(Beginning of Provided entries)
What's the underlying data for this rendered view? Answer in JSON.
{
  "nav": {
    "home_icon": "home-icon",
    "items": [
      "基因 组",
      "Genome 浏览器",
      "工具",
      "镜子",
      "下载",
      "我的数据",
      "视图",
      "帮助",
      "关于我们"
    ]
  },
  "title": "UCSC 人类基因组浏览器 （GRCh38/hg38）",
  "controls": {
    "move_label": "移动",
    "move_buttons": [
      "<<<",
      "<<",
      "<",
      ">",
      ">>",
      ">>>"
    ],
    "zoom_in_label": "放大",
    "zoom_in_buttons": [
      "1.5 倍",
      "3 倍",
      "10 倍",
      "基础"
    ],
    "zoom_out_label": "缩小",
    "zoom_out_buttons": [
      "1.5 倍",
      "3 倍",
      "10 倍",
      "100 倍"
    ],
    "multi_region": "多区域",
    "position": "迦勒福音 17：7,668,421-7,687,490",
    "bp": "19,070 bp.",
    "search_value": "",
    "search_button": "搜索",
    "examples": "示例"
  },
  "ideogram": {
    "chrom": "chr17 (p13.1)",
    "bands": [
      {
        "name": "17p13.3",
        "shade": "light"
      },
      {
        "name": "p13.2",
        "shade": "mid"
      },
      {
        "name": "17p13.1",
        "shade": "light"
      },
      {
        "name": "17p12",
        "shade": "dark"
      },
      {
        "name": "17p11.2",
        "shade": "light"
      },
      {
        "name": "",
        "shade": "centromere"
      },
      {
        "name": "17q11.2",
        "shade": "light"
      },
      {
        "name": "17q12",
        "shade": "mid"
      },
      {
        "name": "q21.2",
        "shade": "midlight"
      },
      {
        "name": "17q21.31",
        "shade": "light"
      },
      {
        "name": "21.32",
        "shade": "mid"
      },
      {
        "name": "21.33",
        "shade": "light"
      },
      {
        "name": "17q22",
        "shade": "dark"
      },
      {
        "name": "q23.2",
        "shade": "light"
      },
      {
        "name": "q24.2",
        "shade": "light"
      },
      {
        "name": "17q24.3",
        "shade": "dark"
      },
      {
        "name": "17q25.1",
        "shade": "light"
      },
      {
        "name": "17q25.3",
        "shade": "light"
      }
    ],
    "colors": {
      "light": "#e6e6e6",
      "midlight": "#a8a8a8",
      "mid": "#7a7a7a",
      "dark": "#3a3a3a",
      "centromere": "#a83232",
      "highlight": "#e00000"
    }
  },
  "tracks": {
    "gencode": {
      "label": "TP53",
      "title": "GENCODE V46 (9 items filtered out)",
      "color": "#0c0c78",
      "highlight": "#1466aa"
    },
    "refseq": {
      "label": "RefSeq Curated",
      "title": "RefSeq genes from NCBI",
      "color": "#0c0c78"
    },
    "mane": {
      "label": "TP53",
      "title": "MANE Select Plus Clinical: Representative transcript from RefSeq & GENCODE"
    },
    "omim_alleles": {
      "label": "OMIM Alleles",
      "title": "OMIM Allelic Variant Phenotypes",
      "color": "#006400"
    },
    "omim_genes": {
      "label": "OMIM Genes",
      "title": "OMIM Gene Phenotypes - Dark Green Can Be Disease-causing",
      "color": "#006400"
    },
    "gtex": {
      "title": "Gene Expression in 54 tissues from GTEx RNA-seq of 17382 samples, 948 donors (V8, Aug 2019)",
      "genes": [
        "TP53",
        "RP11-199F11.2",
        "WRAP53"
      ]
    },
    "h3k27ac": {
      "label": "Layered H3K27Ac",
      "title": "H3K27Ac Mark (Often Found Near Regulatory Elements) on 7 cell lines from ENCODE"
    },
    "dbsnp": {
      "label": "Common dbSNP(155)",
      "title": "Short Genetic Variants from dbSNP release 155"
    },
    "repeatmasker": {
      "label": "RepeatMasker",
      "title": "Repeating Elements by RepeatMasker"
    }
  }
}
(End of Provided entries)
### [Assignment]
Go through the records and print each one exactly.

### [Expected answer]
What's the underlying data for this rendered view? Answer in JSON.
{
  "nav": {
    "home_icon": "home-icon",
    "items": [
      "基因 组",
      "Genome 浏览器",
      "工具",
      "镜子",
      "下载",
      "我的数据",
      "视图",
      "帮助",
      "关于我们"
    ]
  },
  "title": "UCSC 人类基因组浏览器 （GRCh38/hg38）",
  "controls": {
    "move_label": "移动",
    "move_buttons": [
      "<<<",
      "<<",
      "<",
      ">",
      ">>",
      ">>>"
    ],
    "zoom_in_label": "放大",
    "zoom_in_buttons": [
      "1.5 倍",
      "3 倍",
      "10 倍",
      "基础"
    ],
    "zoom_out_label": "缩小",
    "zoom_out_buttons": [
      "1.5 倍",
      "3 倍",
      "10 倍",
      "100 倍"
    ],
    "multi_region": "多区域",
    "position": "迦勒福音 17：7,668,421-7,687,490",
    "bp": "19,070 bp.",
    "search_value": "",
    "search_button": "搜索",
    "examples": "示例"
  },
  "ideogram": {
    "chrom": "chr17 (p13.1)",
    "bands": [
      {
        "name": "17p13.3",
        "shade": "light"
      },
      {
        "name": "p13.2",
        "shade": "mid"
      },
      {
        "name": "17p13.1",
        "shade": "light"
      },
      {
        "name": "17p12",
        "shade": "dark"
      },
      {
        "name": "17p11.2",
        "shade": "light"
      },
      {
        "name": "",
        "shade": "centromere"
      },
      {
        "name": "17q11.2",
        "shade": "light"
      },
      {
        "name": "17q12",
        "shade": "mid"
      },
      {
        "name": "q21.2",
        "shade": "midlight"
      },
      {
        "name": "17q21.31",
        "shade": "light"
      },
      {
        "name": "21.32",
        "shade": "mid"
      },
      {
        "name": "21.33",
        "shade": "light"
      },
      {
        "name": "17q22",
        "shade": "dark"
      },
      {
        "name": "q23.2",
        "shade": "light"
      },
      {
        "name": "q24.2",
        "shade": "light"
      },
      {
        "name": "17q24.3",
        "shade": "dark"
      },
      {
        "name": "17q25.1",
        "shade": "light"
      },
      {
        "name": "17q25.3",
        "shade": "light"
      }
    ],
    "colors": {
      "light": "#e6e6e6",
      "midlight": "#a8a8a8",
      "mid": "#7a7a7a",
      "dark": "#3a3a3a",
      "centromere": "#a83232",
      "highlight": "#e00000"
    }
  },
  "tracks": {
    "gencode": {
      "label": "TP53",
      "title": "GENCODE V46 (9 items filtered out)",
      "color": "#0c0c78",
      "highlight": "#1466aa"
    },
    "refseq": {
      "label": "RefSeq Curated",
      "title": "RefSeq genes from NCBI",
      "color": "#0c0c78"
    },
    "mane": {
      "label": "TP53",
      "title": "MANE Select Plus Clinical: Representative transcript from RefSeq & GENCODE"
    },
    "omim_alleles": {
      "label": "OMIM Alleles",
      "title": "OMIM Allelic Variant Phenotypes",
      "color": "#006400"
    },
    "omim_genes": {
      "label": "OMIM Genes",
      "title": "OMIM Gene Phenotypes - Dark Green Can Be Disease-causing",
      "color": "#006400"
    },
    "gtex": {
      "title": "Gene Expression in 54 tissues from GTEx RNA-seq of 17382 samples, 948 donors (V8, Aug 2019)",
      "genes": [
        "TP53",
        "RP11-199F11.2",
        "WRAP53"
      ]
    },
    "h3k27ac": {
      "label": "Layered H3K27Ac",
      "title": "H3K27Ac Mark (Often Found Near Regulatory Elements) on 7 cell lines from ENCODE"
    },
    "dbsnp": {
      "label": "Common dbSNP(155)",
      "title": "Short Genetic Variants from dbSNP release 155"
    },
    "repeatmasker": {
      "label": "RepeatMasker",
      "title": "Repeating Elements by RepeatMasker"
    }
  }
}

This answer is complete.